Instructions for the task
In your copy, reproduce the entries exactly as they are, minus the images.

# start of Records for this exercise

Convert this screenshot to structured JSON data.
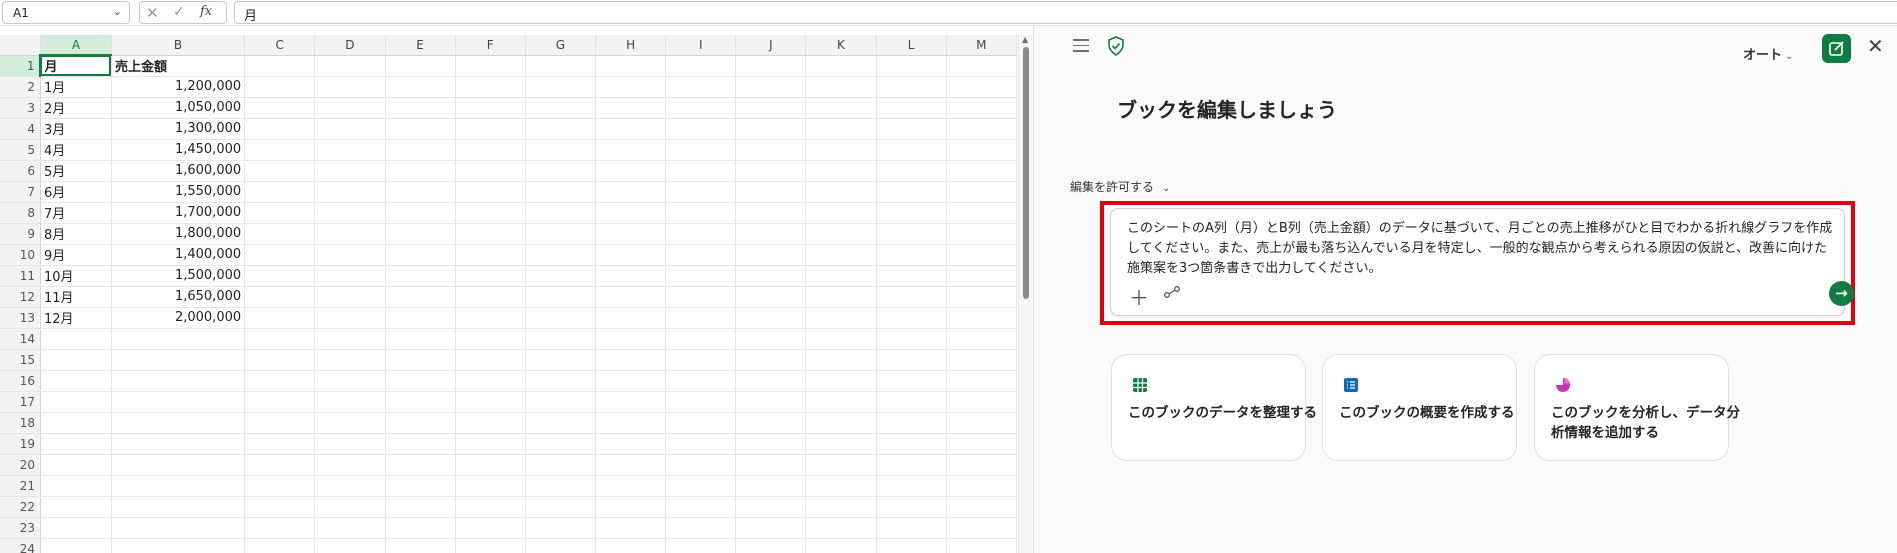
{
  "formula_bar": {
    "name_box": "A1",
    "fx_label": "fx",
    "formula_value": "月"
  },
  "sheet": {
    "columns": [
      "A",
      "B",
      "C",
      "D",
      "E",
      "F",
      "G",
      "H",
      "I",
      "J",
      "K",
      "L",
      "M"
    ],
    "rows": [
      {
        "num": "1",
        "a": "月",
        "b": "売上金額"
      },
      {
        "num": "2",
        "a": "1月",
        "b": "1,200,000"
      },
      {
        "num": "3",
        "a": "2月",
        "b": "1,050,000"
      },
      {
        "num": "4",
        "a": "3月",
        "b": "1,300,000"
      },
      {
        "num": "5",
        "a": "4月",
        "b": "1,450,000"
      },
      {
        "num": "6",
        "a": "5月",
        "b": "1,600,000"
      },
      {
        "num": "7",
        "a": "6月",
        "b": "1,550,000"
      },
      {
        "num": "8",
        "a": "7月",
        "b": "1,700,000"
      },
      {
        "num": "9",
        "a": "8月",
        "b": "1,800,000"
      },
      {
        "num": "10",
        "a": "9月",
        "b": "1,400,000"
      },
      {
        "num": "11",
        "a": "10月",
        "b": "1,500,000"
      },
      {
        "num": "12",
        "a": "11月",
        "b": "1,650,000"
      },
      {
        "num": "13",
        "a": "12月",
        "b": "2,000,000"
      },
      {
        "num": "14",
        "a": "",
        "b": ""
      },
      {
        "num": "15",
        "a": "",
        "b": ""
      },
      {
        "num": "16",
        "a": "",
        "b": ""
      },
      {
        "num": "17",
        "a": "",
        "b": ""
      },
      {
        "num": "18",
        "a": "",
        "b": ""
      },
      {
        "num": "19",
        "a": "",
        "b": ""
      },
      {
        "num": "20",
        "a": "",
        "b": ""
      },
      {
        "num": "21",
        "a": "",
        "b": ""
      },
      {
        "num": "22",
        "a": "",
        "b": ""
      },
      {
        "num": "23",
        "a": "",
        "b": ""
      },
      {
        "num": "24",
        "a": "",
        "b": ""
      }
    ]
  },
  "copilot": {
    "mode_label": "オート",
    "title": "ブックを編集しましょう",
    "permission_label": "編集を許可する",
    "prompt_text": "このシートのA列（月）とB列（売上金額）のデータに基づいて、月ごとの売上推移がひと目でわかる折れ線グラフを作成してください。また、売上が最も落ち込んでいる月を特定し、一般的な観点から考えられる原因の仮説と、改善に向けた施策案を3つ箇条書きで出力してください。",
    "suggestions": [
      {
        "label": "このブックのデータを整理する",
        "icon": "grid-icon",
        "color": "#107c41"
      },
      {
        "label": "このブックの概要を作成する",
        "icon": "list-icon",
        "color": "#0f6cbd"
      },
      {
        "label": "このブックを分析し、データ分析情報を追加する",
        "icon": "chart-pie-icon",
        "color": "#c239b3"
      }
    ],
    "accent_color": "#107c41",
    "highlight_color": "#e0000e"
  }
}
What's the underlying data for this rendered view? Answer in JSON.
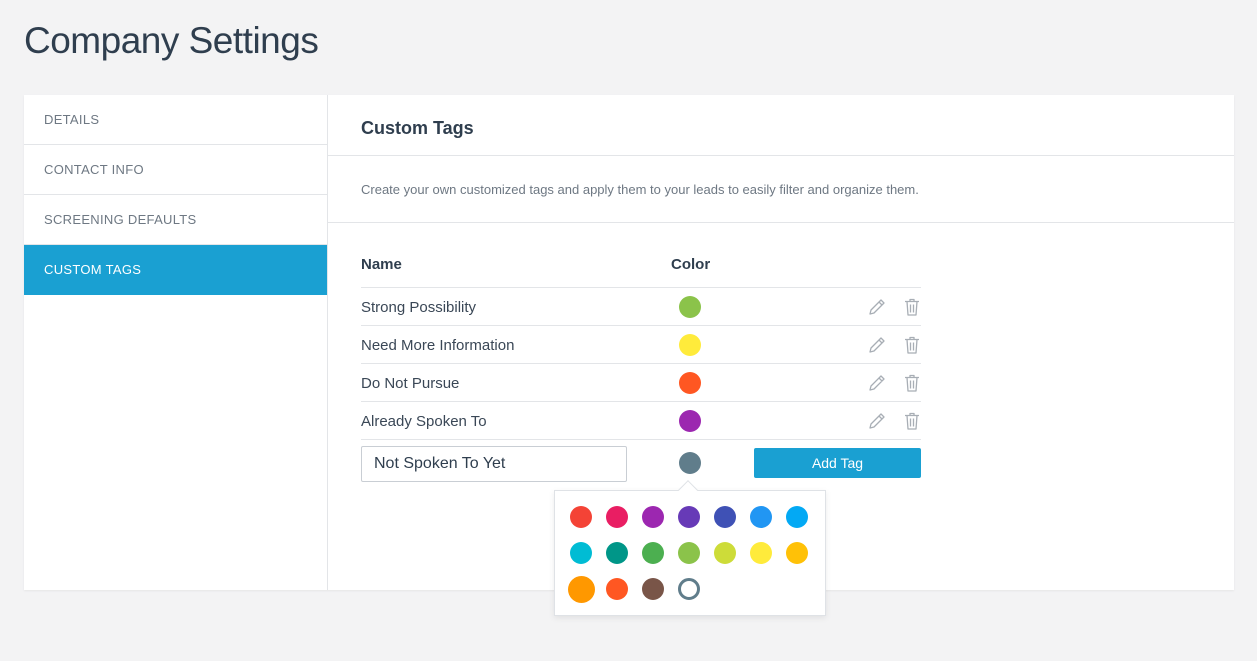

# end of Records for this exercise

The response
Convert this screenshot to structured JSON data.
{
  "formula_bar": {
    "name_box": "A1",
    "fx_label": "fx",
    "formula_value": "月"
  },
  "sheet": {
    "columns": [
      "A",
      "B",
      "C",
      "D",
      "E",
      "F",
      "G",
      "H",
      "I",
      "J",
      "K",
      "L",
      "M"
    ],
    "rows": [
      {
        "num": "1",
        "a": "月",
        "b": "売上金額"
      },
      {
        "num": "2",
        "a": "1月",
        "b": "1,200,000"
      },
      {
        "num": "3",
        "a": "2月",
        "b": "1,050,000"
      },
      {
        "num": "4",
        "a": "3月",
        "b": "1,300,000"
      },
      {
        "num": "5",
        "a": "4月",
        "b": "1,450,000"
      },
      {
        "num": "6",
        "a": "5月",
        "b": "1,600,000"
      },
      {
        "num": "7",
        "a": "6月",
        "b": "1,550,000"
      },
      {
        "num": "8",
        "a": "7月",
        "b": "1,700,000"
      },
      {
        "num": "9",
        "a": "8月",
        "b": "1,800,000"
      },
      {
        "num": "10",
        "a": "9月",
        "b": "1,400,000"
      },
      {
        "num": "11",
        "a": "10月",
        "b": "1,500,000"
      },
      {
        "num": "12",
        "a": "11月",
        "b": "1,650,000"
      },
      {
        "num": "13",
        "a": "12月",
        "b": "2,000,000"
      },
      {
        "num": "14",
        "a": "",
        "b": ""
      },
      {
        "num": "15",
        "a": "",
        "b": ""
      },
      {
        "num": "16",
        "a": "",
        "b": ""
      },
      {
        "num": "17",
        "a": "",
        "b": ""
      },
      {
        "num": "18",
        "a": "",
        "b": ""
      },
      {
        "num": "19",
        "a": "",
        "b": ""
      },
      {
        "num": "20",
        "a": "",
        "b": ""
      },
      {
        "num": "21",
        "a": "",
        "b": ""
      },
      {
        "num": "22",
        "a": "",
        "b": ""
      },
      {
        "num": "23",
        "a": "",
        "b": ""
      },
      {
        "num": "24",
        "a": "",
        "b": ""
      }
    ]
  },
  "copilot": {
    "mode_label": "オート",
    "title": "ブックを編集しましょう",
    "permission_label": "編集を許可する",
    "prompt_text": "このシートのA列（月）とB列（売上金額）のデータに基づいて、月ごとの売上推移がひと目でわかる折れ線グラフを作成してください。また、売上が最も落ち込んでいる月を特定し、一般的な観点から考えられる原因の仮説と、改善に向けた施策案を3つ箇条書きで出力してください。",
    "suggestions": [
      {
        "label": "このブックのデータを整理する",
        "icon": "grid-icon",
        "color": "#107c41"
      },
      {
        "label": "このブックの概要を作成する",
        "icon": "list-icon",
        "color": "#0f6cbd"
      },
      {
        "label": "このブックを分析し、データ分析情報を追加する",
        "icon": "chart-pie-icon",
        "color": "#c239b3"
      }
    ],
    "accent_color": "#107c41",
    "highlight_color": "#e0000e"
  }
}
What's the underlying data for this rendered view? Answer in JSON.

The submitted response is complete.